INPUT DATA:
— BEGIN —

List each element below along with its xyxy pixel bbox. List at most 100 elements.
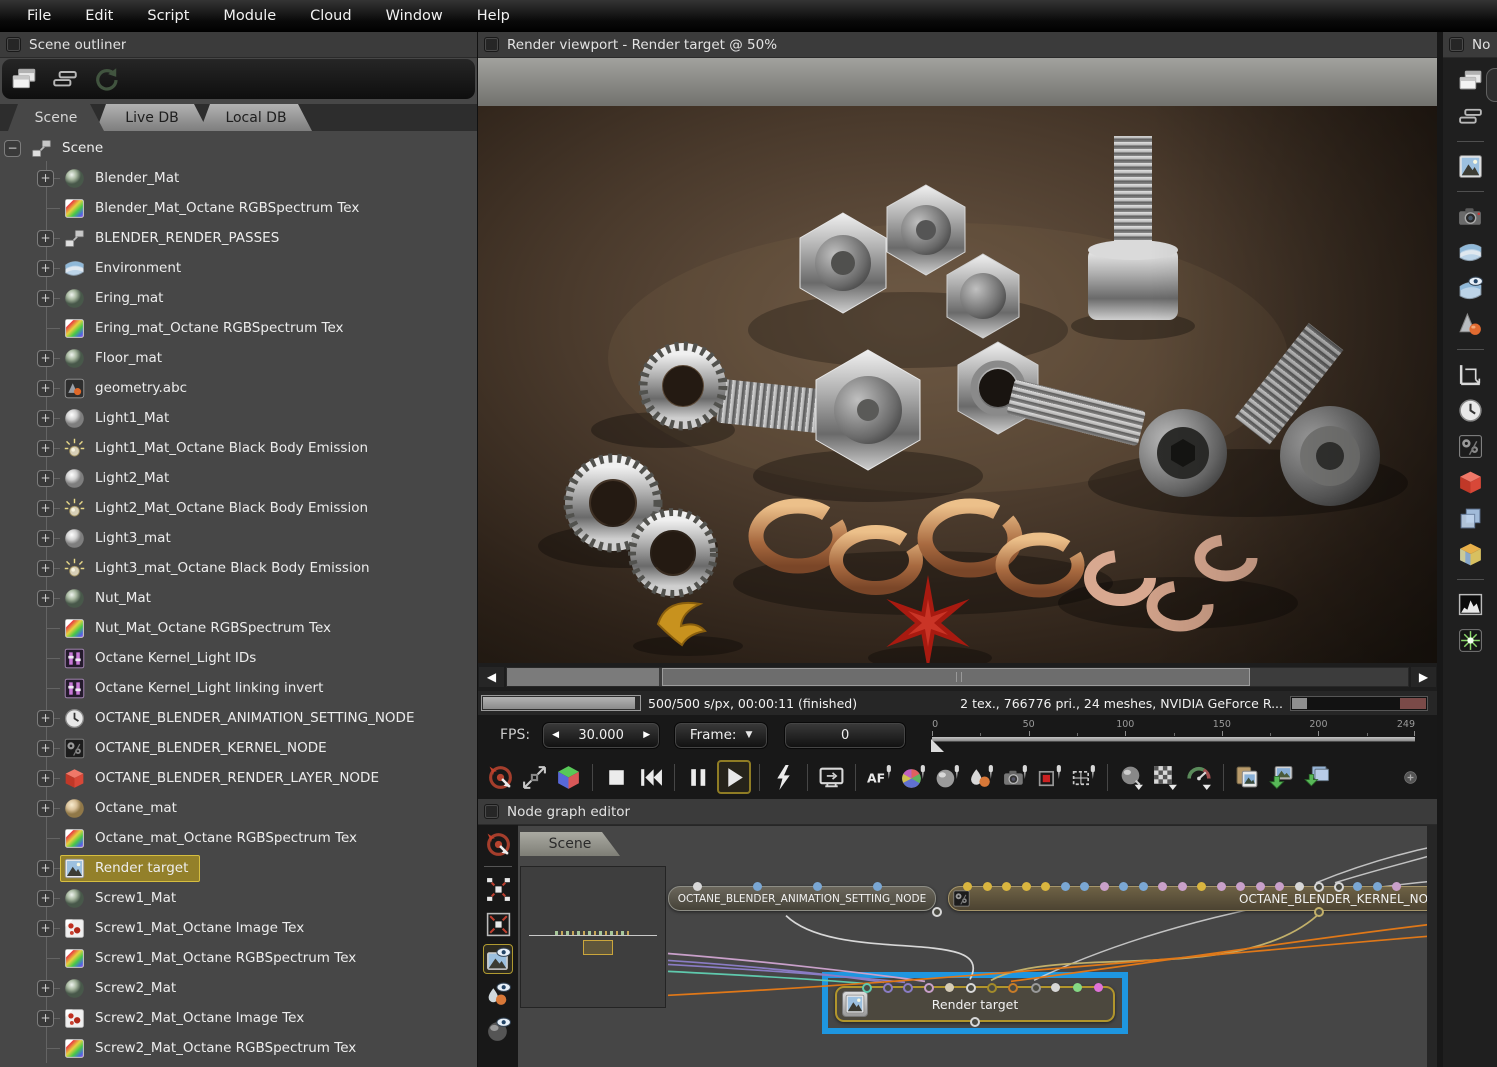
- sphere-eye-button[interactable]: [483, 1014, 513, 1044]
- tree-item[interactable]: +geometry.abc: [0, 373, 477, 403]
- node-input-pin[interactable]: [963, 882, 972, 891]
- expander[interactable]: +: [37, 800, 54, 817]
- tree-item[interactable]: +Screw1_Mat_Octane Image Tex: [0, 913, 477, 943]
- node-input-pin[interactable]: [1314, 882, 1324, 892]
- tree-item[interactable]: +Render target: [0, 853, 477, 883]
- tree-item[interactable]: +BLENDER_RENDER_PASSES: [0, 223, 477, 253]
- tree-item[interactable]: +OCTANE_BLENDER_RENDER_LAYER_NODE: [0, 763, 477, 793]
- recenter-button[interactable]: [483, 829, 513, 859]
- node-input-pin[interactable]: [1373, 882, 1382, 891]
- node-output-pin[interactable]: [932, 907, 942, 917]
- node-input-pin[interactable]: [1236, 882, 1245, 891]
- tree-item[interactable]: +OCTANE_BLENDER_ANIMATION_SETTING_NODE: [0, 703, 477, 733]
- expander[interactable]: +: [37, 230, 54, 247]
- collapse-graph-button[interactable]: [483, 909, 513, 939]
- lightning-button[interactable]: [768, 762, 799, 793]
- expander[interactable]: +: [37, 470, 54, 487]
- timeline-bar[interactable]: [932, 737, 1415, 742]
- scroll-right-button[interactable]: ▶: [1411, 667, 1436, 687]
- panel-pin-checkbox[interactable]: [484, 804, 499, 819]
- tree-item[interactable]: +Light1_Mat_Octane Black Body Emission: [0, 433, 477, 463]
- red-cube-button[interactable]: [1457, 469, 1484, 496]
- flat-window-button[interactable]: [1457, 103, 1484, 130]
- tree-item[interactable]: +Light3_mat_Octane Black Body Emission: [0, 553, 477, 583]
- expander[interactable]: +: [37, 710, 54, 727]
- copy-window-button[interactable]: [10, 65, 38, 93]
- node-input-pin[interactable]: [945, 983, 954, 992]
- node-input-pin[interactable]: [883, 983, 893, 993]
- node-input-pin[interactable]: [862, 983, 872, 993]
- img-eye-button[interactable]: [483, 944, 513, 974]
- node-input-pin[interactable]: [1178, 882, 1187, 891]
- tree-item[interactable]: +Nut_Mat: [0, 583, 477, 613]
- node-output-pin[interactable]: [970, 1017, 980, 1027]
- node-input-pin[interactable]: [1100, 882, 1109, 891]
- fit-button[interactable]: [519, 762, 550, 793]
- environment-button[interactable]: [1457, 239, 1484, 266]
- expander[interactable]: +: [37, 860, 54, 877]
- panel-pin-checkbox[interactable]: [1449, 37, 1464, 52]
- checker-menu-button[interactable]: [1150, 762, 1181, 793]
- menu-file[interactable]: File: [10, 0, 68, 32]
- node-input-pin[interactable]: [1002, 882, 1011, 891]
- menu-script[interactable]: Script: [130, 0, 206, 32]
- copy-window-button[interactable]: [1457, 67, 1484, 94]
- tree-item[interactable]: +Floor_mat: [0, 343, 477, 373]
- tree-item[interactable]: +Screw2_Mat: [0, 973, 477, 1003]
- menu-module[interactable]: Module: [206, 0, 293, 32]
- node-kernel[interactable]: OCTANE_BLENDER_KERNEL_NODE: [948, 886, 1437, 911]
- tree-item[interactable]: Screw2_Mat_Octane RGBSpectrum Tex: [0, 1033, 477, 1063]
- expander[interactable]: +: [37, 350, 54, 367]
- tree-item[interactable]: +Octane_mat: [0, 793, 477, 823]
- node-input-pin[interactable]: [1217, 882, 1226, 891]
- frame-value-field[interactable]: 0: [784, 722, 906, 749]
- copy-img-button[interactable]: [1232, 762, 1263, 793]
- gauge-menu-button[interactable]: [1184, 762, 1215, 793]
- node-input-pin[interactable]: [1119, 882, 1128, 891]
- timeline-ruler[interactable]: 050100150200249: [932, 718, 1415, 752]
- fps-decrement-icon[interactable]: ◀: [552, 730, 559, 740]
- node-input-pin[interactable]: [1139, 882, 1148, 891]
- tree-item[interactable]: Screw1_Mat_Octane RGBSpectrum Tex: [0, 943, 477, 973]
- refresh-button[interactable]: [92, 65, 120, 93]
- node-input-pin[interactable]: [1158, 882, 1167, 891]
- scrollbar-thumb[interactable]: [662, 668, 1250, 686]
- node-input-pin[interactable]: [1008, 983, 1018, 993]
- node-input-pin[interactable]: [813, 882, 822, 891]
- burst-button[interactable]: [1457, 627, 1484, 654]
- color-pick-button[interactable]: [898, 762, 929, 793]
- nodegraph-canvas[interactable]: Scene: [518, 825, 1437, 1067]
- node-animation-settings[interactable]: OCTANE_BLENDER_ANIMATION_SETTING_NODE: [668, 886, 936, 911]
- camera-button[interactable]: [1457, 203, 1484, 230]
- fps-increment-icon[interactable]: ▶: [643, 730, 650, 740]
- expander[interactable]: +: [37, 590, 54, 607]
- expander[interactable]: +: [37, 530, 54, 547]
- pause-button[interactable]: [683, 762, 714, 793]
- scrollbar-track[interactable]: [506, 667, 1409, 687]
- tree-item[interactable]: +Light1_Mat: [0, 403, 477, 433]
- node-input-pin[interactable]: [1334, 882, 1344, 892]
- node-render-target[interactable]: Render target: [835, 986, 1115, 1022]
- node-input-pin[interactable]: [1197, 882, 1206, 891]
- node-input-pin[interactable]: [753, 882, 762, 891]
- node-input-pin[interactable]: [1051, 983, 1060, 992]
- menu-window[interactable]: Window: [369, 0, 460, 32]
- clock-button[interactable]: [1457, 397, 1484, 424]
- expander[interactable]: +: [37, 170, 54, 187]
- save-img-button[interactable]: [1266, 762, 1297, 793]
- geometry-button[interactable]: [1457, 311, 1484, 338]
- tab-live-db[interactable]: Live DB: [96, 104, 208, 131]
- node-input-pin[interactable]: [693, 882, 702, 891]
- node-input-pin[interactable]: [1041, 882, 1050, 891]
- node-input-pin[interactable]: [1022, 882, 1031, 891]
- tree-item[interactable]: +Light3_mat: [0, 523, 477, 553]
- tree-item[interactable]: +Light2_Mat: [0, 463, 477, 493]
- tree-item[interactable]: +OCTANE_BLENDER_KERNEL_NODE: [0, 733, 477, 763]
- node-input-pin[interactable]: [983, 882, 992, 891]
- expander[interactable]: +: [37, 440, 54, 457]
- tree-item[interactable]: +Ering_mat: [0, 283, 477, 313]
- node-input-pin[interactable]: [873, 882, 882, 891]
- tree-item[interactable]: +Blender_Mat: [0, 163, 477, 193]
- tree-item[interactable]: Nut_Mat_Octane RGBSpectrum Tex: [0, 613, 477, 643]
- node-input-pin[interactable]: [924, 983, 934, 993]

— END —
— BEGIN —

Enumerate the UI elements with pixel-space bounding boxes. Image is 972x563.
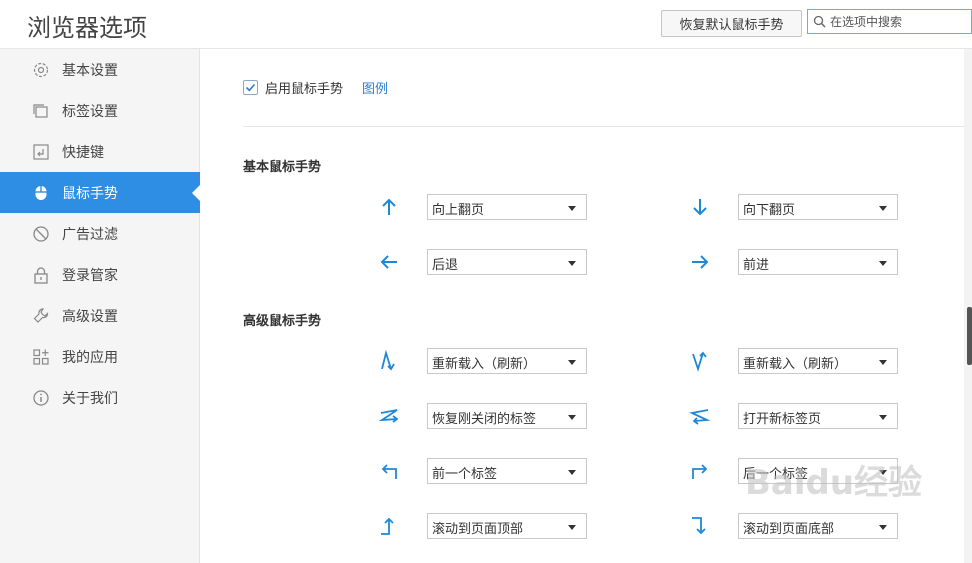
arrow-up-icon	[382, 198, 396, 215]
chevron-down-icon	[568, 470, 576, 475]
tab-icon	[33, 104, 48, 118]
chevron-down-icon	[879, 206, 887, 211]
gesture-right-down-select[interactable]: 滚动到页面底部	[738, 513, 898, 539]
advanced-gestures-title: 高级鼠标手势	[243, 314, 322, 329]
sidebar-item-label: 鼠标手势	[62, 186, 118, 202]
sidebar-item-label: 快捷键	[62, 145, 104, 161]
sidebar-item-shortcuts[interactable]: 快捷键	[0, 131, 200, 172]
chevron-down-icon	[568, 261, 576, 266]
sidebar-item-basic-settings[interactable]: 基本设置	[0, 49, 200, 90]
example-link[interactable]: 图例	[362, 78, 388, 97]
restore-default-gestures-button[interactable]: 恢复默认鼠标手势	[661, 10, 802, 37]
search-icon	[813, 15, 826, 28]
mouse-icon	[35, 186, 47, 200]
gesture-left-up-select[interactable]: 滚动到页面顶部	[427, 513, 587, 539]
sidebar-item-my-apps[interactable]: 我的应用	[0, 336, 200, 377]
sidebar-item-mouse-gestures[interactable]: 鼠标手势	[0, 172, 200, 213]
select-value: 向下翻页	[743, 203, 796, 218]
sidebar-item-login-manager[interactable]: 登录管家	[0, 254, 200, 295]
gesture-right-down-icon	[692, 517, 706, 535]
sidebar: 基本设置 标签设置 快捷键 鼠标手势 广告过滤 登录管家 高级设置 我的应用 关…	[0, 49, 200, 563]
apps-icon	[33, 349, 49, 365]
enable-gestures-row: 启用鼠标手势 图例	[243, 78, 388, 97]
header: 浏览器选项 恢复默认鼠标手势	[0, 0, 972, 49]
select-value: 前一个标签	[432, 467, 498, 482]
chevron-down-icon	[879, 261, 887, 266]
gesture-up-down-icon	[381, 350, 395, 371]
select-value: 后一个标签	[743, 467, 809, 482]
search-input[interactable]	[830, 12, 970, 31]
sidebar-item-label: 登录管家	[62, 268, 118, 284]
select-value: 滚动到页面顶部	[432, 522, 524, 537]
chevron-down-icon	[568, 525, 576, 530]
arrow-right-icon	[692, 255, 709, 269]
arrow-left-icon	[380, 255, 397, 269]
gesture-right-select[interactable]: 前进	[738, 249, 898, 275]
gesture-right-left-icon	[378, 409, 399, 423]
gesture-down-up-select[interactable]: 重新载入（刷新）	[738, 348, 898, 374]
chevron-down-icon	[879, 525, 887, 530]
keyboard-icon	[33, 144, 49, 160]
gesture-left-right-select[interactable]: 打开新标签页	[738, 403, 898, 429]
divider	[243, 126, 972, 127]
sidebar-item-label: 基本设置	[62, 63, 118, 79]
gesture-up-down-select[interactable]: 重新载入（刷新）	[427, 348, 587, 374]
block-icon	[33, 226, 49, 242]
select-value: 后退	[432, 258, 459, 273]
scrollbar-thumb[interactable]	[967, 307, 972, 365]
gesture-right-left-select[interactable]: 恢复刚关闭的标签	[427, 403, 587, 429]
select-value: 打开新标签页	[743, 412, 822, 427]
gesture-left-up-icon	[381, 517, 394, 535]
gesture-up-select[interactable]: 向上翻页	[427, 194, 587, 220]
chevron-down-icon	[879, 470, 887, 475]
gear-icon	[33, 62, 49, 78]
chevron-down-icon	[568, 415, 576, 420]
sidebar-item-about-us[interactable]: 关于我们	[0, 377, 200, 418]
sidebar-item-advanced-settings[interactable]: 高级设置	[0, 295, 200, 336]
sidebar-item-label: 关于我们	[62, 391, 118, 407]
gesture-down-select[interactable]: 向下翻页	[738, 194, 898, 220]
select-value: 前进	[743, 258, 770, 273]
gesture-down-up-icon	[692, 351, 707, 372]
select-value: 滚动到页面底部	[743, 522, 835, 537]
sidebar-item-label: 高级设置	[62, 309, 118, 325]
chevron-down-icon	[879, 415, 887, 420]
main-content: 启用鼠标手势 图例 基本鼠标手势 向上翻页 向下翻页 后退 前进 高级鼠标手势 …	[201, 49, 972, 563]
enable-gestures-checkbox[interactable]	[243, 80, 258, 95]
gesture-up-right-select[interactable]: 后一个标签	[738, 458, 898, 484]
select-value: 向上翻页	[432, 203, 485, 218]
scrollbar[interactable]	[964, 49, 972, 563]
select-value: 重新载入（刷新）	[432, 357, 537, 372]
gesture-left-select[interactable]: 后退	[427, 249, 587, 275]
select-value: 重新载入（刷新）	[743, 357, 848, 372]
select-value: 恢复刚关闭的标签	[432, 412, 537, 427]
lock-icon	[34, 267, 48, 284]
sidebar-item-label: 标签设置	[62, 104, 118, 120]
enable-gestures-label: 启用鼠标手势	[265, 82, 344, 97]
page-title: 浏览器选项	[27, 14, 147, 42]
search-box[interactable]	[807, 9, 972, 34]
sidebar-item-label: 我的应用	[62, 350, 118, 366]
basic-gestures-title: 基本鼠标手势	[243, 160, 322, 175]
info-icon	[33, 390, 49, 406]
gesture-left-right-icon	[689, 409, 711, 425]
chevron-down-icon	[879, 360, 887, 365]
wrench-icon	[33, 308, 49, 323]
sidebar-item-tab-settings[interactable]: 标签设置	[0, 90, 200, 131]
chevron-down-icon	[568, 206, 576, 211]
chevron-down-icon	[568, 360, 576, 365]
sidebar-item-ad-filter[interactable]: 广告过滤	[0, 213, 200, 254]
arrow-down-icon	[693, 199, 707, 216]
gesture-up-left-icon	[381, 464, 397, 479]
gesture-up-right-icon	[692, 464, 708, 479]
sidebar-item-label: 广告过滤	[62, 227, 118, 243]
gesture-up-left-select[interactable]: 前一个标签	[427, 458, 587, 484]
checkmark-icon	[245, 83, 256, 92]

— END —

WORK INSTRUCTIONS:
Copy out the records above, from the line containing "- sphere-eye-button[interactable]: [483, 1014, 513, 1044]" down to the line containing "- tree-item[interactable]: +Light1_Mat_Octane", with both of those lines included.

FULL SOLUTION:
- sphere-eye-button[interactable]: [483, 1014, 513, 1044]
- tree-item[interactable]: +geometry.abc: [0, 373, 477, 403]
- node-input-pin[interactable]: [963, 882, 972, 891]
- expander[interactable]: +: [37, 800, 54, 817]
- tree-item[interactable]: +Screw1_Mat_Octane Image Tex: [0, 913, 477, 943]
- node-input-pin[interactable]: [1314, 882, 1324, 892]
- tree-item[interactable]: +Render target: [0, 853, 477, 883]
- tree-item[interactable]: +BLENDER_RENDER_PASSES: [0, 223, 477, 253]
- tree-item[interactable]: +OCTANE_BLENDER_RENDER_LAYER_NODE: [0, 763, 477, 793]
- recenter-button[interactable]: [483, 829, 513, 859]
- node-input-pin[interactable]: [1373, 882, 1382, 891]
- node-output-pin[interactable]: [932, 907, 942, 917]
- node-input-pin[interactable]: [1236, 882, 1245, 891]
- tree-item[interactable]: +OCTANE_BLENDER_ANIMATION_SETTING_NODE: [0, 703, 477, 733]
- expander[interactable]: +: [37, 230, 54, 247]
- collapse-graph-button[interactable]: [483, 909, 513, 939]
- lightning-button[interactable]: [768, 762, 799, 793]
- expander[interactable]: +: [37, 470, 54, 487]
- timeline-bar[interactable]: [932, 737, 1415, 742]
- scroll-right-button[interactable]: ▶: [1411, 667, 1436, 687]
- panel-pin-checkbox[interactable]: [484, 804, 499, 819]
- tree-item[interactable]: +Light1_Mat_Octane Black Body Emission: [0, 433, 477, 463]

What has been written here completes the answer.